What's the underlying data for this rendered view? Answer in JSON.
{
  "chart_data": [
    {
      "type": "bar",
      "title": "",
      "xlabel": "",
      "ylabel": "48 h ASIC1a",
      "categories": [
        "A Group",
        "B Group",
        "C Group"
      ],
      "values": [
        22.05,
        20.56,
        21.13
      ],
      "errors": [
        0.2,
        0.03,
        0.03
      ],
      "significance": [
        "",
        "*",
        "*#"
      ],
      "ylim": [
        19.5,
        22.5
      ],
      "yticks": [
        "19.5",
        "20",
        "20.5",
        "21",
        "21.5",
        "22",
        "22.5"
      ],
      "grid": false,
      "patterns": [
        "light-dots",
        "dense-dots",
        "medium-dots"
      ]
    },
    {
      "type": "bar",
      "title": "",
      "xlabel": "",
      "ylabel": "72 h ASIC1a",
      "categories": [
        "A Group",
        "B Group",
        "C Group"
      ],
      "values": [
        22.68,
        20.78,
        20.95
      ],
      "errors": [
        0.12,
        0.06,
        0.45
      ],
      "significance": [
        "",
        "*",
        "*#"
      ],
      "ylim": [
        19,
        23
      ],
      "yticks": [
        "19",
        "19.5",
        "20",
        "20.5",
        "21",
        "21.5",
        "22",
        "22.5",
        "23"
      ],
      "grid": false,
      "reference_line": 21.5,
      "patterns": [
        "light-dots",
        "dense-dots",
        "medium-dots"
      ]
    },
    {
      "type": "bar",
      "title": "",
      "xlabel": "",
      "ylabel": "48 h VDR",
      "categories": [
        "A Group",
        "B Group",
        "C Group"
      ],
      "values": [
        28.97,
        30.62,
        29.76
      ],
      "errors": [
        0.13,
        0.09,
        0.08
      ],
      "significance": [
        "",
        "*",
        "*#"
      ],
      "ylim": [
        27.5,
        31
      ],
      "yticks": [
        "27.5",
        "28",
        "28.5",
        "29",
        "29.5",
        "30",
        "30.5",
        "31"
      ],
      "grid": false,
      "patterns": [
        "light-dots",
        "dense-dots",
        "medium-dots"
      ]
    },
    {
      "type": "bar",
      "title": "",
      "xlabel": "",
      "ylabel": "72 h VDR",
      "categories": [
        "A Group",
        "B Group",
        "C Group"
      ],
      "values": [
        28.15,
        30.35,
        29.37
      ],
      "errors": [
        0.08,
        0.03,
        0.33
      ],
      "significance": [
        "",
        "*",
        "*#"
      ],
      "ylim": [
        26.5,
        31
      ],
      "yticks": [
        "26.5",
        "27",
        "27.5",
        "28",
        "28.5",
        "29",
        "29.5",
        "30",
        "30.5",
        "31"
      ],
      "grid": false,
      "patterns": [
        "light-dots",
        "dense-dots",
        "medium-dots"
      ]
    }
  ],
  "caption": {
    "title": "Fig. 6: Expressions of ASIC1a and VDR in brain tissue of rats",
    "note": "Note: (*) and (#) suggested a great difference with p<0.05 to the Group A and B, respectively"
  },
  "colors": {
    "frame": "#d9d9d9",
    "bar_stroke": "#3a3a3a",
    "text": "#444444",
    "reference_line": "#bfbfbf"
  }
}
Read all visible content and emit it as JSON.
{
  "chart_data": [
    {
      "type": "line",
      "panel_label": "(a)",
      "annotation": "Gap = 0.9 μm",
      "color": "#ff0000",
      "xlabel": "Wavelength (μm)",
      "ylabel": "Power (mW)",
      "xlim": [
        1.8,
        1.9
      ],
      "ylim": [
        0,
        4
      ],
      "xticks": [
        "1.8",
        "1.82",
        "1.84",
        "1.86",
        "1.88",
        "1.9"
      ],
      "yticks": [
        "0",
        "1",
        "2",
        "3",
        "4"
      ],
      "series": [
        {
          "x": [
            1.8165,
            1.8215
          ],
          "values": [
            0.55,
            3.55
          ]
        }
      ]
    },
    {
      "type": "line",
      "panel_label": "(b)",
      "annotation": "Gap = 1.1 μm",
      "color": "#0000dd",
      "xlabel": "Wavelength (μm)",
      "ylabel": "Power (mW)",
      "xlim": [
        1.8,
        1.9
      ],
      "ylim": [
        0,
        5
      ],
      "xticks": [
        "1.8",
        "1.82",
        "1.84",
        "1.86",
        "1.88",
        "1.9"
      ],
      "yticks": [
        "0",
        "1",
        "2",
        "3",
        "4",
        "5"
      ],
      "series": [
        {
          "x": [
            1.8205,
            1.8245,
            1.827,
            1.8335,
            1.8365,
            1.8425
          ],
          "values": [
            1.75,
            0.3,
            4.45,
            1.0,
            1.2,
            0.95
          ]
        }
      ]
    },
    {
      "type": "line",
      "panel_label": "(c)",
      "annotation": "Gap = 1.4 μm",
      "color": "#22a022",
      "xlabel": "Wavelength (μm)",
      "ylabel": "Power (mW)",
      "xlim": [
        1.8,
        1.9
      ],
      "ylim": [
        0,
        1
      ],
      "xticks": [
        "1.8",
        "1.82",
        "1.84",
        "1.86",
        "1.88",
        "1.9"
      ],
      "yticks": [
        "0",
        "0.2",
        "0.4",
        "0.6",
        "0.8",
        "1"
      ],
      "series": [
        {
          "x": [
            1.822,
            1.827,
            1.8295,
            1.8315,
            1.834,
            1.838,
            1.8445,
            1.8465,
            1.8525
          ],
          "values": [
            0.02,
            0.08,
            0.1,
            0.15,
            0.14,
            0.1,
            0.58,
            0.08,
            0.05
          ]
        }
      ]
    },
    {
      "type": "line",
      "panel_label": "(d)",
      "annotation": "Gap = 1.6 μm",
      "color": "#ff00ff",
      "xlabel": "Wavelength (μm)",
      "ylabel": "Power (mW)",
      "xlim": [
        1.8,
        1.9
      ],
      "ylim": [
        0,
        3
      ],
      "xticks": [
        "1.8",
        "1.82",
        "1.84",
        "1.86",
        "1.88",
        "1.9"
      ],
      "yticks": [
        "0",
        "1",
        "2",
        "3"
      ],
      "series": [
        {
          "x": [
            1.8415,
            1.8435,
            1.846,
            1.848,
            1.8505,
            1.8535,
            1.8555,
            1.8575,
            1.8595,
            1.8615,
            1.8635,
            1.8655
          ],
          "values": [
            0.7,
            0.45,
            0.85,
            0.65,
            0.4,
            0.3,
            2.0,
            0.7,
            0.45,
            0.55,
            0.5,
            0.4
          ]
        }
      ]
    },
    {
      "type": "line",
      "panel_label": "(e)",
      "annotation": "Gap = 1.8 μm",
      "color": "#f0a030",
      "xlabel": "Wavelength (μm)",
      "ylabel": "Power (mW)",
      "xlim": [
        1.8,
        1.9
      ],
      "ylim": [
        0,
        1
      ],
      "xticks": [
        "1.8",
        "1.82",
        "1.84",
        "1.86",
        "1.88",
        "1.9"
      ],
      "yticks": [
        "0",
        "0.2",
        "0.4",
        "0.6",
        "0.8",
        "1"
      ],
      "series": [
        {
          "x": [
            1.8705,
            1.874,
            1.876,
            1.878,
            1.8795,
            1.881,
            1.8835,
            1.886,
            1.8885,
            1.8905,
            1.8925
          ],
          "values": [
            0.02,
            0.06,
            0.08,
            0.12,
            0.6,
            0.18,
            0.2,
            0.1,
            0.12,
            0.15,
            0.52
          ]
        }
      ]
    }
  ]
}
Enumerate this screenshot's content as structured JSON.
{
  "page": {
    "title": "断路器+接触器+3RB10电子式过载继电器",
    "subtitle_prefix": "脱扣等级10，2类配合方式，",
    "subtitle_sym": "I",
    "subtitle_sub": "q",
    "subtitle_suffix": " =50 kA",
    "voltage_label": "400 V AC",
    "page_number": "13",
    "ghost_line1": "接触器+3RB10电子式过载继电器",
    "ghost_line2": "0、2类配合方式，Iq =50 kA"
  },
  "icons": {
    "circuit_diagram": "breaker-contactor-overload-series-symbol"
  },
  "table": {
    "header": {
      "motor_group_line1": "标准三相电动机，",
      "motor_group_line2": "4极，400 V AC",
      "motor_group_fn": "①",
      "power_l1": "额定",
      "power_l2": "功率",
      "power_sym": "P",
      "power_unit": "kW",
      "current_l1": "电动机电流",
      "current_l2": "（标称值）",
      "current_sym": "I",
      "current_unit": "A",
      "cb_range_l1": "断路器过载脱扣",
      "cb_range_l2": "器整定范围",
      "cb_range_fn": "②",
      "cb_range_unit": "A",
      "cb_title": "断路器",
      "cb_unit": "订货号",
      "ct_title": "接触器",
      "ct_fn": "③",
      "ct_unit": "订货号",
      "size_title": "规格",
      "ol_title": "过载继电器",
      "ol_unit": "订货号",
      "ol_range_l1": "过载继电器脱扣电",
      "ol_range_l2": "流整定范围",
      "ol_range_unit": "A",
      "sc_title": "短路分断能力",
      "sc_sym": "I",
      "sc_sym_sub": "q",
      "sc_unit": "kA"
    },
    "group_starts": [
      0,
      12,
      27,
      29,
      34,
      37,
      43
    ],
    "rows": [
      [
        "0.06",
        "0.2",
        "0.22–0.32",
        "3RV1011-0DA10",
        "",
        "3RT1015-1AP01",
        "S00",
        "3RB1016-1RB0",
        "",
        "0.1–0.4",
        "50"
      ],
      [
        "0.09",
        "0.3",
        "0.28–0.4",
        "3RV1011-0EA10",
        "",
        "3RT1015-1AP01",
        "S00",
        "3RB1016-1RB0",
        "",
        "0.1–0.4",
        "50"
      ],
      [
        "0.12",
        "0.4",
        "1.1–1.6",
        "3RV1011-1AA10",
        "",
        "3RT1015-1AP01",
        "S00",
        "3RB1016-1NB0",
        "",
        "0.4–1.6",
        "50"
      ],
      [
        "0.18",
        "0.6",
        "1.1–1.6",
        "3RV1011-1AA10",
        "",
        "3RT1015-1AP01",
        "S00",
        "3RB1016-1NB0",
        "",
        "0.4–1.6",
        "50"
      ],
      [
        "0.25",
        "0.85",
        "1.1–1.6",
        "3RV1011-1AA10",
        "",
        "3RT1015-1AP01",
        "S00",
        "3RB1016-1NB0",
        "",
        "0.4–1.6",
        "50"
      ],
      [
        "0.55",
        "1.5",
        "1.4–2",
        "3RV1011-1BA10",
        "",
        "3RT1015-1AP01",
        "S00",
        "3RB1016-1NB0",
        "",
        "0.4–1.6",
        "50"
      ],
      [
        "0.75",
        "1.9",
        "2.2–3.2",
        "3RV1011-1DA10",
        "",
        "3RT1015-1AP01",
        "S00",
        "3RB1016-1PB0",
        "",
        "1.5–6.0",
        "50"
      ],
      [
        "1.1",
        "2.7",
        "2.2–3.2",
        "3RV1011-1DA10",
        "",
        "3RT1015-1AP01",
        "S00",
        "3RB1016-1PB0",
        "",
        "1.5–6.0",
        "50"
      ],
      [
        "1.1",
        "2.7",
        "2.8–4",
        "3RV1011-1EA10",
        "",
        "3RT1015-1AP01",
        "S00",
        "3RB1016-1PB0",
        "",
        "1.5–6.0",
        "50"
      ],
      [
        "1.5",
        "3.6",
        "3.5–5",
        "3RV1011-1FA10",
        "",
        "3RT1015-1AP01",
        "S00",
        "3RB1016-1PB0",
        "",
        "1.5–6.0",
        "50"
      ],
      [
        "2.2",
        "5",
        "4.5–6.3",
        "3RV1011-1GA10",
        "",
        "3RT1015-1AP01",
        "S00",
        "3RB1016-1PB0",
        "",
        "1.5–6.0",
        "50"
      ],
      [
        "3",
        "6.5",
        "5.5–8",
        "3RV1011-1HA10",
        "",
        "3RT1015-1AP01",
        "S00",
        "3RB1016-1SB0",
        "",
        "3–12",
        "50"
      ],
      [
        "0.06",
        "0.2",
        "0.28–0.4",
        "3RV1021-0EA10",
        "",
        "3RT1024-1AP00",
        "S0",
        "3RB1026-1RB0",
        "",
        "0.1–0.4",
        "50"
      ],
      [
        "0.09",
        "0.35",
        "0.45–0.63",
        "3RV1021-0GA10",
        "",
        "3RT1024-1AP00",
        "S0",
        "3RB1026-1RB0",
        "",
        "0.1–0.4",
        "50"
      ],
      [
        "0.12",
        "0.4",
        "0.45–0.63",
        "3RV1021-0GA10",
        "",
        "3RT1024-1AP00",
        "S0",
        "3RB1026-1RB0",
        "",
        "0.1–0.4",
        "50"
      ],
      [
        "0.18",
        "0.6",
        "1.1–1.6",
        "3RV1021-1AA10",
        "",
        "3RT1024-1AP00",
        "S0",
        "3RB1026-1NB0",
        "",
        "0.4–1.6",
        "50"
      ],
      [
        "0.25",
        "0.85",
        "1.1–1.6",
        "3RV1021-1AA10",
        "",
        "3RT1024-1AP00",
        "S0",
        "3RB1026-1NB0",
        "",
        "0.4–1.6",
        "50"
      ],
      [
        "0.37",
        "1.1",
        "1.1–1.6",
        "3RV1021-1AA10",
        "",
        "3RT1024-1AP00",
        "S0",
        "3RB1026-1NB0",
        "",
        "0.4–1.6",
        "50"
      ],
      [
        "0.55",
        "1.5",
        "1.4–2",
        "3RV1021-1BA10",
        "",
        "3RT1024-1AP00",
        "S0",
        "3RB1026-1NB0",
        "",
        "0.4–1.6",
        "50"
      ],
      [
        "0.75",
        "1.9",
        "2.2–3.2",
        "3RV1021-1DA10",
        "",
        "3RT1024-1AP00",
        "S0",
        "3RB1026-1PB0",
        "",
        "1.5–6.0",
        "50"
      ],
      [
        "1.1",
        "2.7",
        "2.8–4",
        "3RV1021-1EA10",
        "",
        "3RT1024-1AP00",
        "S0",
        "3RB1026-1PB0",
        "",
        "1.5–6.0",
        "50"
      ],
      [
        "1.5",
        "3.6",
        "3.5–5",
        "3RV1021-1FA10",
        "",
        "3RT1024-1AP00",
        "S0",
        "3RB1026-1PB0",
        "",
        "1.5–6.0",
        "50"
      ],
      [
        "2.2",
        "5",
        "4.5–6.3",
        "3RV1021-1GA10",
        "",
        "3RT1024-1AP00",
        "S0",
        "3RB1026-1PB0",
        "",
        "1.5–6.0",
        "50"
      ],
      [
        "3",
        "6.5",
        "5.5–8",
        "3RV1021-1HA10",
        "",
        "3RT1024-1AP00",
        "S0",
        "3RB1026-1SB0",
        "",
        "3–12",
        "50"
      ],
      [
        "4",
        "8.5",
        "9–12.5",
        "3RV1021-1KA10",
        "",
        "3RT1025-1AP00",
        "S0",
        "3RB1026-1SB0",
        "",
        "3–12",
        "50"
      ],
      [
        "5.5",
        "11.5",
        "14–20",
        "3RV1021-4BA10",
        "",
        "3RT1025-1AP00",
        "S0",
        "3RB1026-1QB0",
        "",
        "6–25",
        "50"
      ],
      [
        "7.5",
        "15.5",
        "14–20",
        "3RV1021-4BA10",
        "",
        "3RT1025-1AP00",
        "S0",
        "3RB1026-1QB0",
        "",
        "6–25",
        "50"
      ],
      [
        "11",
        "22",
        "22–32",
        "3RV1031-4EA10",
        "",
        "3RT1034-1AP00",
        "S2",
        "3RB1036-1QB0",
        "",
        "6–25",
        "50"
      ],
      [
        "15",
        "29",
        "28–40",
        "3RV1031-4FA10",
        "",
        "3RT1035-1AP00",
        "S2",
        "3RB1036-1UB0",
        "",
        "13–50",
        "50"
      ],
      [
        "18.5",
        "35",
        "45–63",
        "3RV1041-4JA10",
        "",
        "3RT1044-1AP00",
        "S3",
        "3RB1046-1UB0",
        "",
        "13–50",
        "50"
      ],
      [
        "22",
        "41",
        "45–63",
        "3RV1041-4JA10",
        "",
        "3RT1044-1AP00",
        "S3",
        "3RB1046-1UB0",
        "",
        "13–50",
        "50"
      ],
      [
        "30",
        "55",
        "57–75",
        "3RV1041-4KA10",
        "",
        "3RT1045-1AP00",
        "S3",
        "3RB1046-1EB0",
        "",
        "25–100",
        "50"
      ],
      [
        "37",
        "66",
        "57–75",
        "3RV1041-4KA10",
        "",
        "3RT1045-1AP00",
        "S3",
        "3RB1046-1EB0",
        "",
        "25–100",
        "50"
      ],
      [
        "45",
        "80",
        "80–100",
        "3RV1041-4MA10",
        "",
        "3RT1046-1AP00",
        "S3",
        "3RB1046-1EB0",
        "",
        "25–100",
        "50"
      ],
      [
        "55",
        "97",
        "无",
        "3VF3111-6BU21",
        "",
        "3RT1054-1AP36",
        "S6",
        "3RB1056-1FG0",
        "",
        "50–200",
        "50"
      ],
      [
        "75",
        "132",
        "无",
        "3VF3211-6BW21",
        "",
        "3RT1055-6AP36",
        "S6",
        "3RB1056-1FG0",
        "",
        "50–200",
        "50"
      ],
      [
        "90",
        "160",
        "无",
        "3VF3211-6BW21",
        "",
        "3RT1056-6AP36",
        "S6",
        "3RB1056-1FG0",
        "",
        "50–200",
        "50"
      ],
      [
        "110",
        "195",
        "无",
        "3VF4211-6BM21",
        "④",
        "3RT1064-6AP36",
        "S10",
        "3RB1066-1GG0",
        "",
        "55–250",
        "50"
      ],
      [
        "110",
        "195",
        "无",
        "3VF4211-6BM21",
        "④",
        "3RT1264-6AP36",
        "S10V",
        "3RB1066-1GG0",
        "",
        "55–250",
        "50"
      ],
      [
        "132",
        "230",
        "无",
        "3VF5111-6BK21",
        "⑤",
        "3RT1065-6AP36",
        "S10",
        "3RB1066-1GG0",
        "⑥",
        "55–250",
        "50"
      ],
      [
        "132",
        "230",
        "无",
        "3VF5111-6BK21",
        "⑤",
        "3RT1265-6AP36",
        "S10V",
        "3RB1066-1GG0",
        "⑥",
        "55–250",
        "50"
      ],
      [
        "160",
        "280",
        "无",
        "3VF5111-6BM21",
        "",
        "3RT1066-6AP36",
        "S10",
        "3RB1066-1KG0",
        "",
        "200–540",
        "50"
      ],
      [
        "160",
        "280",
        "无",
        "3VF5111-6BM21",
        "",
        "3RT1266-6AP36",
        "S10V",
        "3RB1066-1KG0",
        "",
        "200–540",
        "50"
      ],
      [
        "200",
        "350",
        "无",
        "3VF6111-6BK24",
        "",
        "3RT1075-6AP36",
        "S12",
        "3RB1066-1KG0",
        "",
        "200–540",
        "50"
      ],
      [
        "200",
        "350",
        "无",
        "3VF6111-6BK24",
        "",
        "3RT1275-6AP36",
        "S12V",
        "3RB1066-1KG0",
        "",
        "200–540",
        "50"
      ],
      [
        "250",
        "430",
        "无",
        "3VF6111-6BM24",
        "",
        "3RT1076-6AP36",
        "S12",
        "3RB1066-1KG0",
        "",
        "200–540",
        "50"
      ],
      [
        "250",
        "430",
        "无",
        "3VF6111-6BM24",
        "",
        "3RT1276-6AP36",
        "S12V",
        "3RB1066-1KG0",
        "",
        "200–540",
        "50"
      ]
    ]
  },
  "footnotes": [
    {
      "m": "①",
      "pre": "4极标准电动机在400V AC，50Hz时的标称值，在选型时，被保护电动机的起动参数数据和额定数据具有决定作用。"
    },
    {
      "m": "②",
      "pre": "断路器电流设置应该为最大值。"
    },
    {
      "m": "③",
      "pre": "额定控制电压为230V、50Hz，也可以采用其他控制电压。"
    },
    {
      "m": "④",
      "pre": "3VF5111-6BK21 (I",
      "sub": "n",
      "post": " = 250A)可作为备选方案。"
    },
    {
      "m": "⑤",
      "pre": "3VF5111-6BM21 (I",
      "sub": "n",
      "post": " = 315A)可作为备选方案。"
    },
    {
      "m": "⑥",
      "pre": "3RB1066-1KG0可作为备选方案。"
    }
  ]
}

========================================

Objective:
Spot every line that holds "annotation" and copy it.

The output:
      "annotation": "Gap = 0.9 μm",
      "annotation": "Gap = 1.1 μm",
      "annotation": "Gap = 1.4 μm",
      "annotation": "Gap = 1.6 μm",
      "annotation": "Gap = 1.8 μm",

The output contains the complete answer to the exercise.